## GIVEN REQUEST
Copy the lines below as they are; omit the images they contain.

## GIVEN DATA
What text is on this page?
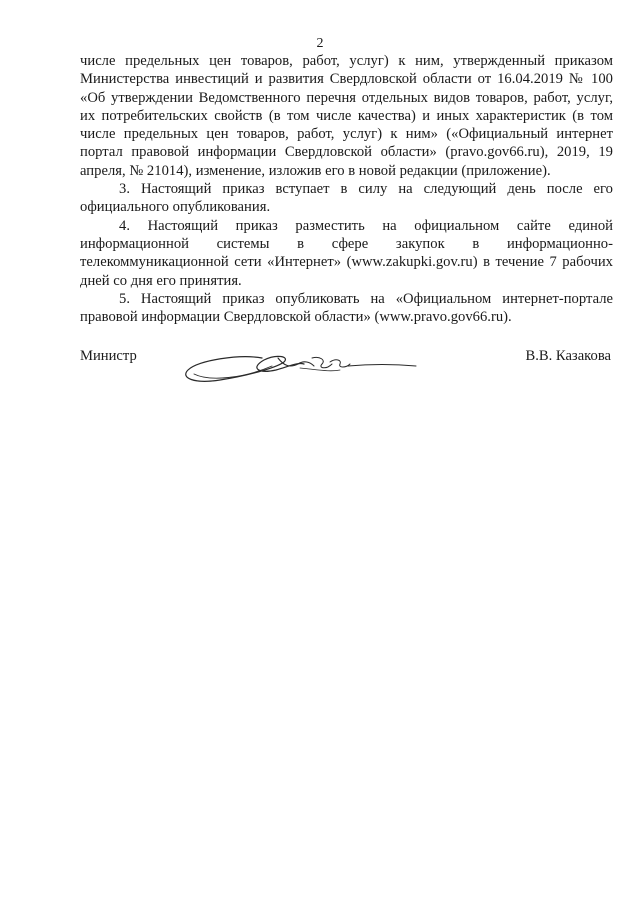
2

числе предельных цен товаров, работ, услуг) к ним, утвержденный приказом Министерства инвестиций и развития Свердловской области от 16.04.2019 № 100 «Об утверждении Ведомственного перечня отдельных видов товаров, работ, услуг, их потребительских свойств (в том числе качества) и иных характеристик (в том числе предельных цен товаров, работ, услуг) к ним» («Официальный интернет портал правовой информации Свердловской области» (pravo.gov66.ru), 2019, 19 апреля, № 21014), изменение, изложив его в новой редакции (приложение).

3. Настоящий приказ вступает в силу на следующий день после его официального опубликования.

4. Настоящий приказ разместить на официальном сайте единой информационной системы в сфере закупок в информационно-телекоммуникационной сети «Интернет» (www.zakupki.gov.ru) в течение 7 рабочих дней со дня его принятия.

5. Настоящий приказ опубликовать на «Официальном интернет-портале правовой информации Свердловской области» (www.pravo.gov66.ru).

Министр	В.В. Казакова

## THE REPLY
What text is on this page?
2

числе предельных цен товаров, работ, услуг) к ним, утвержденный приказом Министерства инвестиций и развития Свердловской области от 16.04.2019 № 100 «Об утверждении Ведомственного перечня отдельных видов товаров, работ, услуг, их потребительских свойств (в том числе качества) и иных характеристик (в том числе предельных цен товаров, работ, услуг) к ним» («Официальный интернет портал правовой информации Свердловской области» (pravo.gov66.ru), 2019, 19 апреля, № 21014), изменение, изложив его в новой редакции (приложение).

3. Настоящий приказ вступает в силу на следующий день после его официального опубликования.

4. Настоящий приказ разместить на официальном сайте единой информационной системы в сфере закупок в информационно-телекоммуникационной сети «Интернет» (www.zakupki.gov.ru) в течение 7 рабочих дней со дня его принятия.

5. Настоящий приказ опубликовать на «Официальном интернет-портале правовой информации Свердловской области» (www.pravo.gov66.ru).

Министр	В.В. Казакова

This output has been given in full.